▶ [Exercise prompt]:
Take the data that follows and retype it word for word.
━━━━━━━━
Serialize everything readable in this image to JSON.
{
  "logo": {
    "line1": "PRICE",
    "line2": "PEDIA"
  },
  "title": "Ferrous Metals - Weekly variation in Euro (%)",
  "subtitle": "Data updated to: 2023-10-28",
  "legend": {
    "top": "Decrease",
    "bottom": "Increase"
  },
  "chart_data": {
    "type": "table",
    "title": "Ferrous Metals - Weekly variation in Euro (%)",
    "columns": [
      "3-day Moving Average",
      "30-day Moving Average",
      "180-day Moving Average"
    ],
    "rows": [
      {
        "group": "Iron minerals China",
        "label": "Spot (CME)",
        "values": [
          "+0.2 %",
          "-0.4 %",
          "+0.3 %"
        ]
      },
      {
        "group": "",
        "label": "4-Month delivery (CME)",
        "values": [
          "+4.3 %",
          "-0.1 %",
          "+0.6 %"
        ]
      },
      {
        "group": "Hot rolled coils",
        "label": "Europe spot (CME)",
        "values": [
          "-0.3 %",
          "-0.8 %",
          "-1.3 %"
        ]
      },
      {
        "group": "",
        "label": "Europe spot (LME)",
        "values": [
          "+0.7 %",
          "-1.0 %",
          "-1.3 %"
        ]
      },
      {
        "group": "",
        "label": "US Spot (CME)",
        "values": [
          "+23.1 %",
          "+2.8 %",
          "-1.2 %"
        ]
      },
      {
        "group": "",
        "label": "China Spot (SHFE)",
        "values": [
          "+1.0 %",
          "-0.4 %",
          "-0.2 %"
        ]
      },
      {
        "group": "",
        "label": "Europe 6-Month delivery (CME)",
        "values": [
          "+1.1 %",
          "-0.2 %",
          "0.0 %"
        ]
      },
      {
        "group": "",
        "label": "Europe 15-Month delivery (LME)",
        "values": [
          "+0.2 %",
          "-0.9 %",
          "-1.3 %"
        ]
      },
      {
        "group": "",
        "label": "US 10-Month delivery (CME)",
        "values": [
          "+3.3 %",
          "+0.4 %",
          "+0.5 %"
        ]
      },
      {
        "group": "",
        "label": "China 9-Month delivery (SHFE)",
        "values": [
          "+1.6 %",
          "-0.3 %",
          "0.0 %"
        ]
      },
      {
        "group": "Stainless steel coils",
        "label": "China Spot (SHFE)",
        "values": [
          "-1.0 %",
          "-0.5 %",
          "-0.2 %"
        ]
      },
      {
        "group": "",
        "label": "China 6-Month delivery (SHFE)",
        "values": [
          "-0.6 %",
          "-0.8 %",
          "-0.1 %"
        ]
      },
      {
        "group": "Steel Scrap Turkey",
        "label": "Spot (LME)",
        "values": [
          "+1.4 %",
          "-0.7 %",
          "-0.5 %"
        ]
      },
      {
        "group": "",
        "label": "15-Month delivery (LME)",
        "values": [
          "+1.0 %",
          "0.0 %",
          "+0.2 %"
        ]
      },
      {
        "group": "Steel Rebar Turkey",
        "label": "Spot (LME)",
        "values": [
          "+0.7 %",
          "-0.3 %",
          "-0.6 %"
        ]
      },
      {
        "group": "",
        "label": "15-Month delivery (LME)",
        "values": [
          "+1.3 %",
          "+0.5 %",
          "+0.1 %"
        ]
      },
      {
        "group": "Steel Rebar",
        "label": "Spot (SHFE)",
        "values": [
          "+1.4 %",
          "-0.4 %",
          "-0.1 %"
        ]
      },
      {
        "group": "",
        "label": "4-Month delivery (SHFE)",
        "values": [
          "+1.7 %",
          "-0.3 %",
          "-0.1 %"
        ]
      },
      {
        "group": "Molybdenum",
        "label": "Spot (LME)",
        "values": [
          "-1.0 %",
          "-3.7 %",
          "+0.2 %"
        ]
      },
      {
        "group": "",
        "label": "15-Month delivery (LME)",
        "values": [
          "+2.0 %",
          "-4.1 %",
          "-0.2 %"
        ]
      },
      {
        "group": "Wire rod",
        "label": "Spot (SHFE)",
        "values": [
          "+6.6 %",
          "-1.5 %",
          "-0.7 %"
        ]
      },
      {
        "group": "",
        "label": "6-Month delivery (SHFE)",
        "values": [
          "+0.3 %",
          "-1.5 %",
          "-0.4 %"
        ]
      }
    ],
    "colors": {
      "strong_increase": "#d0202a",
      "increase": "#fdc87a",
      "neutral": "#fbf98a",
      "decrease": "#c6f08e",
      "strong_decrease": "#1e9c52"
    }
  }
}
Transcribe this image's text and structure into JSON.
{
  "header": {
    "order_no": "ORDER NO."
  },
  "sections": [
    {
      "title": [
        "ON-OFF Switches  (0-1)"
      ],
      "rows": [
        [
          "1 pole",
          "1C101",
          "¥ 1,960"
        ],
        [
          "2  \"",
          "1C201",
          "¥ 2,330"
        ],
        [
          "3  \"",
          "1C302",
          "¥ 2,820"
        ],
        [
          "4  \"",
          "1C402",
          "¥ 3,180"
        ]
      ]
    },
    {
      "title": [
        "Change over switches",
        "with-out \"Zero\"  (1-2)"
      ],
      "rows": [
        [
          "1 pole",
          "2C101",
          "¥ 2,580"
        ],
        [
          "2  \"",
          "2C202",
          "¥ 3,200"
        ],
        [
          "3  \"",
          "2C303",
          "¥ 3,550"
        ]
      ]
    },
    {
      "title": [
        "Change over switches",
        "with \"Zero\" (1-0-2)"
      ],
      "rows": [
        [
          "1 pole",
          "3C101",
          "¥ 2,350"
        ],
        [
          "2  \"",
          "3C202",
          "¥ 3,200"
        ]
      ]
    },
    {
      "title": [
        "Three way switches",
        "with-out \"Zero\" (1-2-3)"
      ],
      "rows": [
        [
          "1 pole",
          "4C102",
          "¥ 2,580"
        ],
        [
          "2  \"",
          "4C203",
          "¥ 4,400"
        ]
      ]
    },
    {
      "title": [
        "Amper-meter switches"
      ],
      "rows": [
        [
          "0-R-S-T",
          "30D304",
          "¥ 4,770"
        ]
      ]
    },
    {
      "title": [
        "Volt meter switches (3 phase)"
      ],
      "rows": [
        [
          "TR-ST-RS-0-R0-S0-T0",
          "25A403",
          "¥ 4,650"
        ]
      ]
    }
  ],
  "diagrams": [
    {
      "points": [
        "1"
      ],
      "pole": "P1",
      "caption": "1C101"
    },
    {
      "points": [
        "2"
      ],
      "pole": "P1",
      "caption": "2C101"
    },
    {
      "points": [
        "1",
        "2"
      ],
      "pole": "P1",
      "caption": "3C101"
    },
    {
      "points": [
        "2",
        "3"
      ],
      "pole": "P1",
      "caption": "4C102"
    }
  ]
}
━━━━━━━━
▶ [Reply]:
Serialize everything readable in this image to JSON.
{
  "logo": {
    "line1": "PRICE",
    "line2": "PEDIA"
  },
  "title": "Ferrous Metals - Weekly variation in Euro (%)",
  "subtitle": "Data updated to: 2023-10-28",
  "legend": {
    "top": "Decrease",
    "bottom": "Increase"
  },
  "chart_data": {
    "type": "table",
    "title": "Ferrous Metals - Weekly variation in Euro (%)",
    "columns": [
      "3-day Moving Average",
      "30-day Moving Average",
      "180-day Moving Average"
    ],
    "rows": [
      {
        "group": "Iron minerals China",
        "label": "Spot (CME)",
        "values": [
          "+0.2 %",
          "-0.4 %",
          "+0.3 %"
        ]
      },
      {
        "group": "",
        "label": "4-Month delivery (CME)",
        "values": [
          "+4.3 %",
          "-0.1 %",
          "+0.6 %"
        ]
      },
      {
        "group": "Hot rolled coils",
        "label": "Europe spot (CME)",
        "values": [
          "-0.3 %",
          "-0.8 %",
          "-1.3 %"
        ]
      },
      {
        "group": "",
        "label": "Europe spot (LME)",
        "values": [
          "+0.7 %",
          "-1.0 %",
          "-1.3 %"
        ]
      },
      {
        "group": "",
        "label": "US Spot (CME)",
        "values": [
          "+23.1 %",
          "+2.8 %",
          "-1.2 %"
        ]
      },
      {
        "group": "",
        "label": "China Spot (SHFE)",
        "values": [
          "+1.0 %",
          "-0.4 %",
          "-0.2 %"
        ]
      },
      {
        "group": "",
        "label": "Europe 6-Month delivery (CME)",
        "values": [
          "+1.1 %",
          "-0.2 %",
          "0.0 %"
        ]
      },
      {
        "group": "",
        "label": "Europe 15-Month delivery (LME)",
        "values": [
          "+0.2 %",
          "-0.9 %",
          "-1.3 %"
        ]
      },
      {
        "group": "",
        "label": "US 10-Month delivery (CME)",
        "values": [
          "+3.3 %",
          "+0.4 %",
          "+0.5 %"
        ]
      },
      {
        "group": "",
        "label": "China 9-Month delivery (SHFE)",
        "values": [
          "+1.6 %",
          "-0.3 %",
          "0.0 %"
        ]
      },
      {
        "group": "Stainless steel coils",
        "label": "China Spot (SHFE)",
        "values": [
          "-1.0 %",
          "-0.5 %",
          "-0.2 %"
        ]
      },
      {
        "group": "",
        "label": "China 6-Month delivery (SHFE)",
        "values": [
          "-0.6 %",
          "-0.8 %",
          "-0.1 %"
        ]
      },
      {
        "group": "Steel Scrap Turkey",
        "label": "Spot (LME)",
        "values": [
          "+1.4 %",
          "-0.7 %",
          "-0.5 %"
        ]
      },
      {
        "group": "",
        "label": "15-Month delivery (LME)",
        "values": [
          "+1.0 %",
          "0.0 %",
          "+0.2 %"
        ]
      },
      {
        "group": "Steel Rebar Turkey",
        "label": "Spot (LME)",
        "values": [
          "+0.7 %",
          "-0.3 %",
          "-0.6 %"
        ]
      },
      {
        "group": "",
        "label": "15-Month delivery (LME)",
        "values": [
          "+1.3 %",
          "+0.5 %",
          "+0.1 %"
        ]
      },
      {
        "group": "Steel Rebar",
        "label": "Spot (SHFE)",
        "values": [
          "+1.4 %",
          "-0.4 %",
          "-0.1 %"
        ]
      },
      {
        "group": "",
        "label": "4-Month delivery (SHFE)",
        "values": [
          "+1.7 %",
          "-0.3 %",
          "-0.1 %"
        ]
      },
      {
        "group": "Molybdenum",
        "label": "Spot (LME)",
        "values": [
          "-1.0 %",
          "-3.7 %",
          "+0.2 %"
        ]
      },
      {
        "group": "",
        "label": "15-Month delivery (LME)",
        "values": [
          "+2.0 %",
          "-4.1 %",
          "-0.2 %"
        ]
      },
      {
        "group": "Wire rod",
        "label": "Spot (SHFE)",
        "values": [
          "+6.6 %",
          "-1.5 %",
          "-0.7 %"
        ]
      },
      {
        "group": "",
        "label": "6-Month delivery (SHFE)",
        "values": [
          "+0.3 %",
          "-1.5 %",
          "-0.4 %"
        ]
      }
    ],
    "colors": {
      "strong_increase": "#d0202a",
      "increase": "#fdc87a",
      "neutral": "#fbf98a",
      "decrease": "#c6f08e",
      "strong_decrease": "#1e9c52"
    }
  }
}
Transcribe this image's text and structure into JSON.
{
  "header": {
    "order_no": "ORDER NO."
  },
  "sections": [
    {
      "title": [
        "ON-OFF Switches  (0-1)"
      ],
      "rows": [
        [
          "1 pole",
          "1C101",
          "¥ 1,960"
        ],
        [
          "2  \"",
          "1C201",
          "¥ 2,330"
        ],
        [
          "3  \"",
          "1C302",
          "¥ 2,820"
        ],
        [
          "4  \"",
          "1C402",
          "¥ 3,180"
        ]
      ]
    },
    {
      "title": [
        "Change over switches",
        "with-out \"Zero\"  (1-2)"
      ],
      "rows": [
        [
          "1 pole",
          "2C101",
          "¥ 2,580"
        ],
        [
          "2  \"",
          "2C202",
          "¥ 3,200"
        ],
        [
          "3  \"",
          "2C303",
          "¥ 3,550"
        ]
      ]
    },
    {
      "title": [
        "Change over switches",
        "with \"Zero\" (1-0-2)"
      ],
      "rows": [
        [
          "1 pole",
          "3C101",
          "¥ 2,350"
        ],
        [
          "2  \"",
          "3C202",
          "¥ 3,200"
        ]
      ]
    },
    {
      "title": [
        "Three way switches",
        "with-out \"Zero\" (1-2-3)"
      ],
      "rows": [
        [
          "1 pole",
          "4C102",
          "¥ 2,580"
        ],
        [
          "2  \"",
          "4C203",
          "¥ 4,400"
        ]
      ]
    },
    {
      "title": [
        "Amper-meter switches"
      ],
      "rows": [
        [
          "0-R-S-T",
          "30D304",
          "¥ 4,770"
        ]
      ]
    },
    {
      "title": [
        "Volt meter switches (3 phase)"
      ],
      "rows": [
        [
          "TR-ST-RS-0-R0-S0-T0",
          "25A403",
          "¥ 4,650"
        ]
      ]
    }
  ],
  "diagrams": [
    {
      "points": [
        "1"
      ],
      "pole": "P1",
      "caption": "1C101"
    },
    {
      "points": [
        "2"
      ],
      "pole": "P1",
      "caption": "2C101"
    },
    {
      "points": [
        "1",
        "2"
      ],
      "pole": "P1",
      "caption": "3C101"
    },
    {
      "points": [
        "2",
        "3"
      ],
      "pole": "P1",
      "caption": "4C102"
    }
  ]
}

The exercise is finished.